_Directive_. Quote the records that follow in full, leaving the pictures out.

_Data listing_.
========================================================================

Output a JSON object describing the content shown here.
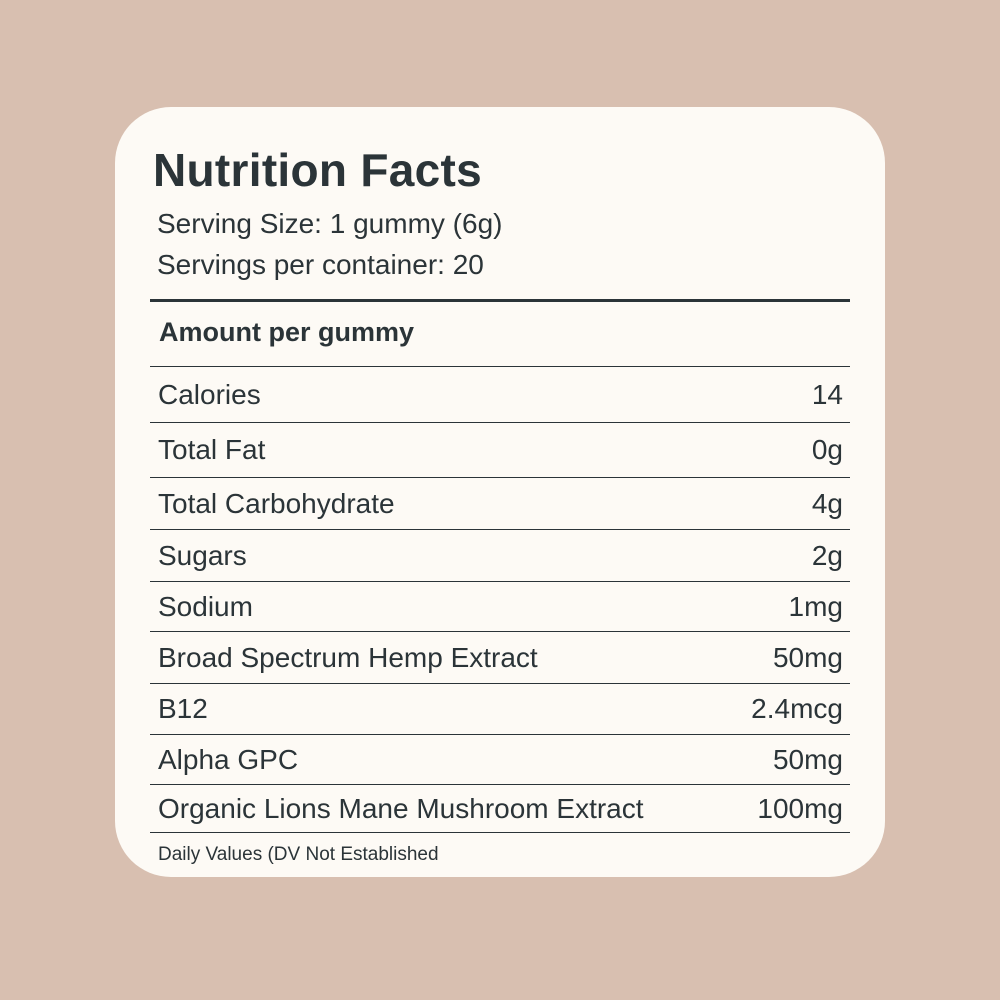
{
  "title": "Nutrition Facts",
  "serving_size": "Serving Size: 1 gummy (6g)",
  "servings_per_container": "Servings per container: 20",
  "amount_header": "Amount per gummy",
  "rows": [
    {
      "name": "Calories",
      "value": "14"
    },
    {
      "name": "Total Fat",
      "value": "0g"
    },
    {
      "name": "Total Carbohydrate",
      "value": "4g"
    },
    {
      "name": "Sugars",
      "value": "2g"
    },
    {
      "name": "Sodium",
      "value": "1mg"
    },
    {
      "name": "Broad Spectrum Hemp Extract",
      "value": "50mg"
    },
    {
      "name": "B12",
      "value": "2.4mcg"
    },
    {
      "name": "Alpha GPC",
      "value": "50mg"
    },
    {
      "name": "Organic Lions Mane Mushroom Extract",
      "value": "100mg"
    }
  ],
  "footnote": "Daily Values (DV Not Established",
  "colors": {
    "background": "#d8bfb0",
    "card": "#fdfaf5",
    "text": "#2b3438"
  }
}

========================================================================

_Exercise result_.
Output a JSON object describing the content shown here.
{
  "title": "Nutrition Facts",
  "serving_size": "Serving Size: 1 gummy (6g)",
  "servings_per_container": "Servings per container: 20",
  "amount_header": "Amount per gummy",
  "rows": [
    {
      "name": "Calories",
      "value": "14"
    },
    {
      "name": "Total Fat",
      "value": "0g"
    },
    {
      "name": "Total Carbohydrate",
      "value": "4g"
    },
    {
      "name": "Sugars",
      "value": "2g"
    },
    {
      "name": "Sodium",
      "value": "1mg"
    },
    {
      "name": "Broad Spectrum Hemp Extract",
      "value": "50mg"
    },
    {
      "name": "B12",
      "value": "2.4mcg"
    },
    {
      "name": "Alpha GPC",
      "value": "50mg"
    },
    {
      "name": "Organic Lions Mane Mushroom Extract",
      "value": "100mg"
    }
  ],
  "footnote": "Daily Values (DV Not Established",
  "colors": {
    "background": "#d8bfb0",
    "card": "#fdfaf5",
    "text": "#2b3438"
  }
}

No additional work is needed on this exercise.